### THE INPUT ###

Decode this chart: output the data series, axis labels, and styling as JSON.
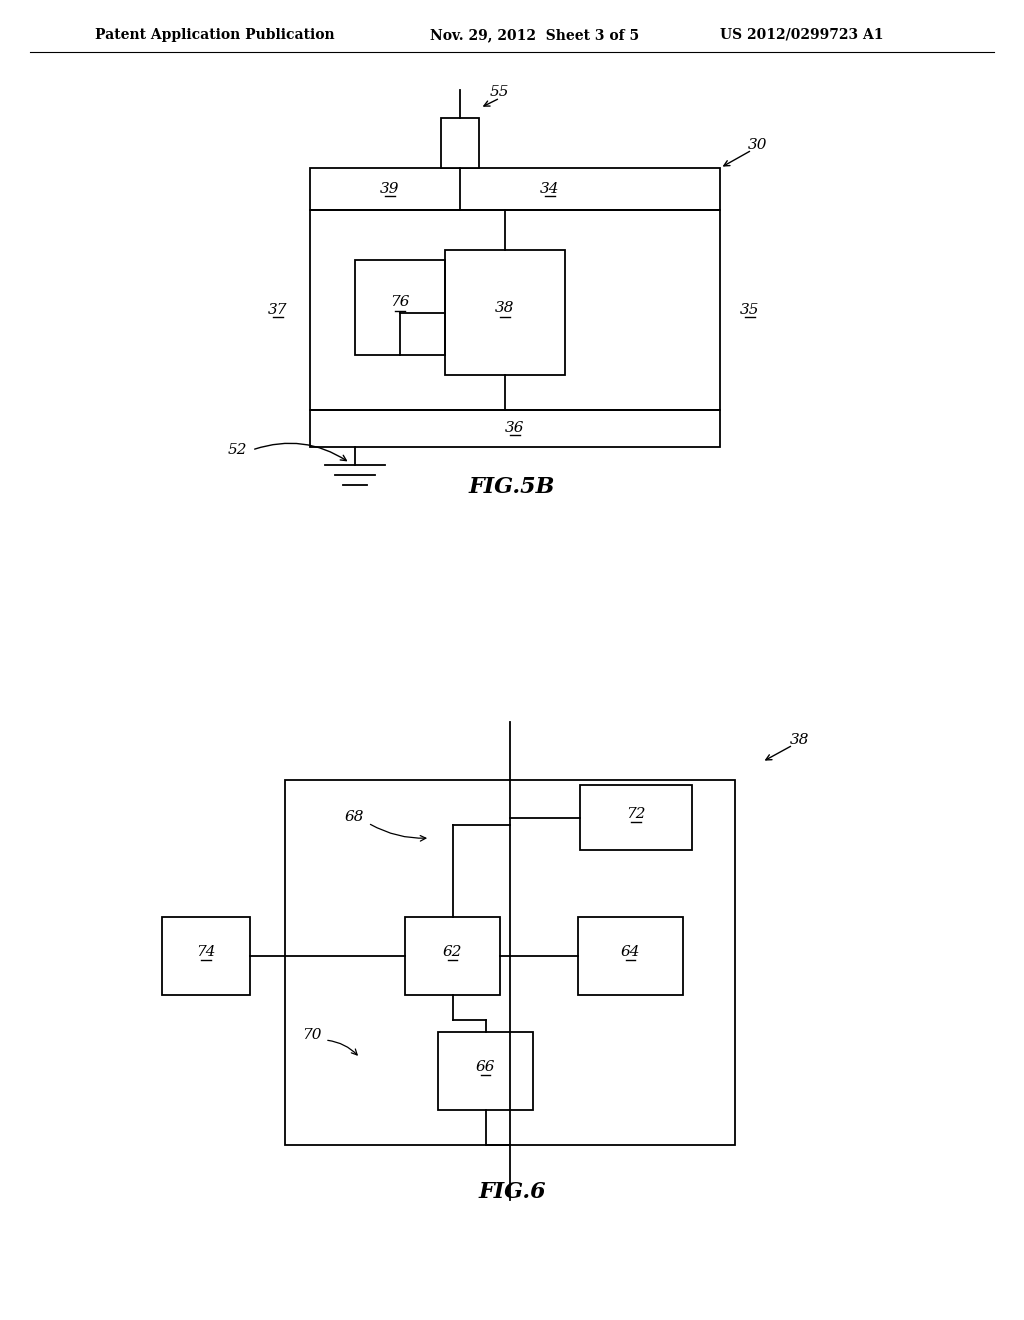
{
  "bg_color": "#ffffff",
  "header_text": "Patent Application Publication",
  "header_date": "Nov. 29, 2012  Sheet 3 of 5",
  "header_patent": "US 2012/0299723 A1",
  "fig5b_title": "FIG.5B",
  "fig6_title": "FIG.6",
  "lw": 1.3,
  "font_size": 11
}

###

## [AIM OF THE TASK]
Each record above is to be restated exactly, with its pictures removed from the copy.

## [RESULT OF THE TASK]
Decode this chart: output the data series, axis labels, and styling as JSON.
{
  "bg_color": "#ffffff",
  "header_text": "Patent Application Publication",
  "header_date": "Nov. 29, 2012  Sheet 3 of 5",
  "header_patent": "US 2012/0299723 A1",
  "fig5b_title": "FIG.5B",
  "fig6_title": "FIG.6",
  "lw": 1.3,
  "font_size": 11
}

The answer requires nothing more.